**Materials provided:**
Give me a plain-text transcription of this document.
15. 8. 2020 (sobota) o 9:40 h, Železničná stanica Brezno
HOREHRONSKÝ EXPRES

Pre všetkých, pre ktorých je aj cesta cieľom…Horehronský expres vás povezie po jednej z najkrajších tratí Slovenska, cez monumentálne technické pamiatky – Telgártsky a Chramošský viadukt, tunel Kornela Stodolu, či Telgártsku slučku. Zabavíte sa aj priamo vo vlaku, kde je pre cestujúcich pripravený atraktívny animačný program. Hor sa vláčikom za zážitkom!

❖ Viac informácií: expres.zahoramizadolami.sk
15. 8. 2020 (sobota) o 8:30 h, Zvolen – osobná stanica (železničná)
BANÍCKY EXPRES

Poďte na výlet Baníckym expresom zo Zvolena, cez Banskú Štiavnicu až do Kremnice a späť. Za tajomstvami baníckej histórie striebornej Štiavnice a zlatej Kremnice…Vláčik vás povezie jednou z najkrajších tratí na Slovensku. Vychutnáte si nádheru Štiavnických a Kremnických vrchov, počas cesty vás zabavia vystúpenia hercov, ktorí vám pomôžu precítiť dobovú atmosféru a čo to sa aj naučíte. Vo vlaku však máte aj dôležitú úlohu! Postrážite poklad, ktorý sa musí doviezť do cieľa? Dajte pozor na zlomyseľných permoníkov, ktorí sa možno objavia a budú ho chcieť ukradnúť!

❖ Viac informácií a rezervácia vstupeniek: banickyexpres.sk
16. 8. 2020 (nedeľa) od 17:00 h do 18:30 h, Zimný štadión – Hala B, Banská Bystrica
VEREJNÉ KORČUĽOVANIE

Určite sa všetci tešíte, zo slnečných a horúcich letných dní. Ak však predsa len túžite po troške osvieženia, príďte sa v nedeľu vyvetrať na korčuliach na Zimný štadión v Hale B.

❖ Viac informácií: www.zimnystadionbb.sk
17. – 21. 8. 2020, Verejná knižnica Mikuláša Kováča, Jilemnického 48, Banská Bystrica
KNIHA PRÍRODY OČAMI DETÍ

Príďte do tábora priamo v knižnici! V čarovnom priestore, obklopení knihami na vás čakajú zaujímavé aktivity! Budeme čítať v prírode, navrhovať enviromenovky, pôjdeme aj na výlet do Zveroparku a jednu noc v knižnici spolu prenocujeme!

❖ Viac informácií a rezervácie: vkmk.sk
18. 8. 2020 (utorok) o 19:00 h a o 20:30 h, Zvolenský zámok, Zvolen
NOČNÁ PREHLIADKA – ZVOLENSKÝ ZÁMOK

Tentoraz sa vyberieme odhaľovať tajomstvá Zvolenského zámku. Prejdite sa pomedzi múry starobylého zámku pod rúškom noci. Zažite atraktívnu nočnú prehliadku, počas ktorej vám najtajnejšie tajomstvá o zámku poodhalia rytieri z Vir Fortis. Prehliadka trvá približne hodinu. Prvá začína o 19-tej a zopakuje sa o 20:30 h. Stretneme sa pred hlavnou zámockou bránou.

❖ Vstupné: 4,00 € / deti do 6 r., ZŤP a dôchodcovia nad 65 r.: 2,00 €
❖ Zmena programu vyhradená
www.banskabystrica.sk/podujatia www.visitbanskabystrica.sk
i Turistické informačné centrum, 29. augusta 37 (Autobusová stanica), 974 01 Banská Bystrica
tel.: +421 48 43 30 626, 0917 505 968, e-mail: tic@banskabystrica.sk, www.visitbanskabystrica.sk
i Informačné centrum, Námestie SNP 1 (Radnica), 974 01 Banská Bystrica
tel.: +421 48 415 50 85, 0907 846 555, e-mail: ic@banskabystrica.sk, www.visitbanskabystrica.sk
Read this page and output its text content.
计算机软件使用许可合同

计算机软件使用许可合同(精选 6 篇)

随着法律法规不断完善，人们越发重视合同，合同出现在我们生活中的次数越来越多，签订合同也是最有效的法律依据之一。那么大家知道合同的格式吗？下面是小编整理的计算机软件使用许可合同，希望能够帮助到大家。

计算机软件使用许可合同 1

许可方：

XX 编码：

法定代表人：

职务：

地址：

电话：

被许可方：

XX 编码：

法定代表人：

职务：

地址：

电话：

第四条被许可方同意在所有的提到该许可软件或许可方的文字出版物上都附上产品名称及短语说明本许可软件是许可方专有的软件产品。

**What is expected:**
Output the listing above word for word.

**Solution to the exercise:**
Give me a plain-text transcription of this document.
15. 8. 2020 (sobota) o 9:40 h, Železničná stanica Brezno
HOREHRONSKÝ EXPRES

Pre všetkých, pre ktorých je aj cesta cieľom…Horehronský expres vás povezie po jednej z najkrajších tratí Slovenska, cez monumentálne technické pamiatky – Telgártsky a Chramošský viadukt, tunel Kornela Stodolu, či Telgártsku slučku. Zabavíte sa aj priamo vo vlaku, kde je pre cestujúcich pripravený atraktívny animačný program. Hor sa vláčikom za zážitkom!

❖ Viac informácií: expres.zahoramizadolami.sk
15. 8. 2020 (sobota) o 8:30 h, Zvolen – osobná stanica (železničná)
BANÍCKY EXPRES

Poďte na výlet Baníckym expresom zo Zvolena, cez Banskú Štiavnicu až do Kremnice a späť. Za tajomstvami baníckej histórie striebornej Štiavnice a zlatej Kremnice…Vláčik vás povezie jednou z najkrajších tratí na Slovensku. Vychutnáte si nádheru Štiavnických a Kremnických vrchov, počas cesty vás zabavia vystúpenia hercov, ktorí vám pomôžu precítiť dobovú atmosféru a čo to sa aj naučíte. Vo vlaku však máte aj dôležitú úlohu! Postrážite poklad, ktorý sa musí doviezť do cieľa? Dajte pozor na zlomyseľných permoníkov, ktorí sa možno objavia a budú ho chcieť ukradnúť!

❖ Viac informácií a rezervácia vstupeniek: banickyexpres.sk
16. 8. 2020 (nedeľa) od 17:00 h do 18:30 h, Zimný štadión – Hala B, Banská Bystrica
VEREJNÉ KORČUĽOVANIE

Určite sa všetci tešíte, zo slnečných a horúcich letných dní. Ak však predsa len túžite po troške osvieženia, príďte sa v nedeľu vyvetrať na korčuliach na Zimný štadión v Hale B.

❖ Viac informácií: www.zimnystadionbb.sk
17. – 21. 8. 2020, Verejná knižnica Mikuláša Kováča, Jilemnického 48, Banská Bystrica
KNIHA PRÍRODY OČAMI DETÍ

Príďte do tábora priamo v knižnici! V čarovnom priestore, obklopení knihami na vás čakajú zaujímavé aktivity! Budeme čítať v prírode, navrhovať enviromenovky, pôjdeme aj na výlet do Zveroparku a jednu noc v knižnici spolu prenocujeme!

❖ Viac informácií a rezervácie: vkmk.sk
18. 8. 2020 (utorok) o 19:00 h a o 20:30 h, Zvolenský zámok, Zvolen
NOČNÁ PREHLIADKA – ZVOLENSKÝ ZÁMOK

Tentoraz sa vyberieme odhaľovať tajomstvá Zvolenského zámku. Prejdite sa pomedzi múry starobylého zámku pod rúškom noci. Zažite atraktívnu nočnú prehliadku, počas ktorej vám najtajnejšie tajomstvá o zámku poodhalia rytieri z Vir Fortis. Prehliadka trvá približne hodinu. Prvá začína o 19-tej a zopakuje sa o 20:30 h. Stretneme sa pred hlavnou zámockou bránou.

❖ Vstupné: 4,00 € / deti do 6 r., ZŤP a dôchodcovia nad 65 r.: 2,00 €
❖ Zmena programu vyhradená
www.banskabystrica.sk/podujatia www.visitbanskabystrica.sk
i Turistické informačné centrum, 29. augusta 37 (Autobusová stanica), 974 01 Banská Bystrica
tel.: +421 48 43 30 626, 0917 505 968, e-mail: tic@banskabystrica.sk, www.visitbanskabystrica.sk
i Informačné centrum, Námestie SNP 1 (Radnica), 974 01 Banská Bystrica
tel.: +421 48 415 50 85, 0907 846 555, e-mail: ic@banskabystrica.sk, www.visitbanskabystrica.sk
Read this page and output its text content.
计算机软件使用许可合同

计算机软件使用许可合同(精选 6 篇)

随着法律法规不断完善，人们越发重视合同，合同出现在我们生活中的次数越来越多，签订合同也是最有效的法律依据之一。那么大家知道合同的格式吗？下面是小编整理的计算机软件使用许可合同，希望能够帮助到大家。

计算机软件使用许可合同 1

许可方：

XX 编码：

法定代表人：

职务：

地址：

电话：

被许可方：

XX 编码：

法定代表人：

职务：

地址：

电话：

第四条被许可方同意在所有的提到该许可软件或许可方的文字出版物上都附上产品名称及短语说明本许可软件是许可方专有的软件产品。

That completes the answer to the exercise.